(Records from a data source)

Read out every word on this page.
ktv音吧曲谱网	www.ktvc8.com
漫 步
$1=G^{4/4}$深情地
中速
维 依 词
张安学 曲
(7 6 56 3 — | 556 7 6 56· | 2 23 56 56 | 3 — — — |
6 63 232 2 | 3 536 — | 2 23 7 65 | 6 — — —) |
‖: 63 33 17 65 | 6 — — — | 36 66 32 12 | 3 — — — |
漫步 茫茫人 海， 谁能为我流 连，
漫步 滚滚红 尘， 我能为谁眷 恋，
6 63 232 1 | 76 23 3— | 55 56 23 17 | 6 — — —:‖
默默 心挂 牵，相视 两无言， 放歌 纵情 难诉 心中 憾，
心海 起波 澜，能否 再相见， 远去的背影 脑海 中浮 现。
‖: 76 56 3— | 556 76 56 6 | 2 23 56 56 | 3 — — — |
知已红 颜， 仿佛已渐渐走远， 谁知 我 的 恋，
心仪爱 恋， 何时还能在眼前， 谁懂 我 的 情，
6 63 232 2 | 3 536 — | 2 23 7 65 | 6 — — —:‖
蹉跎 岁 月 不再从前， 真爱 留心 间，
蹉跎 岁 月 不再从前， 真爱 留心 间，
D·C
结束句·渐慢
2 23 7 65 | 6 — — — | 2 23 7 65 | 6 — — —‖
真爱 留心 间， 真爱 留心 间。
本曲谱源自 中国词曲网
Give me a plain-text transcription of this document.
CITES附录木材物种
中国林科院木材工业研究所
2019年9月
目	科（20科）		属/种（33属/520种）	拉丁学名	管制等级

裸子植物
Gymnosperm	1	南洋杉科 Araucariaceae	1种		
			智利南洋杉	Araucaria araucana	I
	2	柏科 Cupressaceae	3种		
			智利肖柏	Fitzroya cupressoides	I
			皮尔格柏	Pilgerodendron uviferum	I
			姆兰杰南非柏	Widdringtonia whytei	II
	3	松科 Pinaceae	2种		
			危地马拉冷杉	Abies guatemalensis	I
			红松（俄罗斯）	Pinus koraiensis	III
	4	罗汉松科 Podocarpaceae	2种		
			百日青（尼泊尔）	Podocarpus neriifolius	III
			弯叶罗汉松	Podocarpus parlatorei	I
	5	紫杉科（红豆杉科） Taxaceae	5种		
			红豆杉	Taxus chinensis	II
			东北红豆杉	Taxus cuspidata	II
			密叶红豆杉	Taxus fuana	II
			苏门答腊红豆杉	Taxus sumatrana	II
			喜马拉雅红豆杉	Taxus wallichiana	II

# [Given task]
Pick out the lines that have the word "Taxus". Copy them all.

# [The completed task]
			红豆杉	Taxus chinensis	II
			东北红豆杉	Taxus cuspidata	II
			密叶红豆杉	Taxus fuana	II
			苏门答腊红豆杉	Taxus sumatrana	II
			喜马拉雅红豆杉	Taxus wallichiana	II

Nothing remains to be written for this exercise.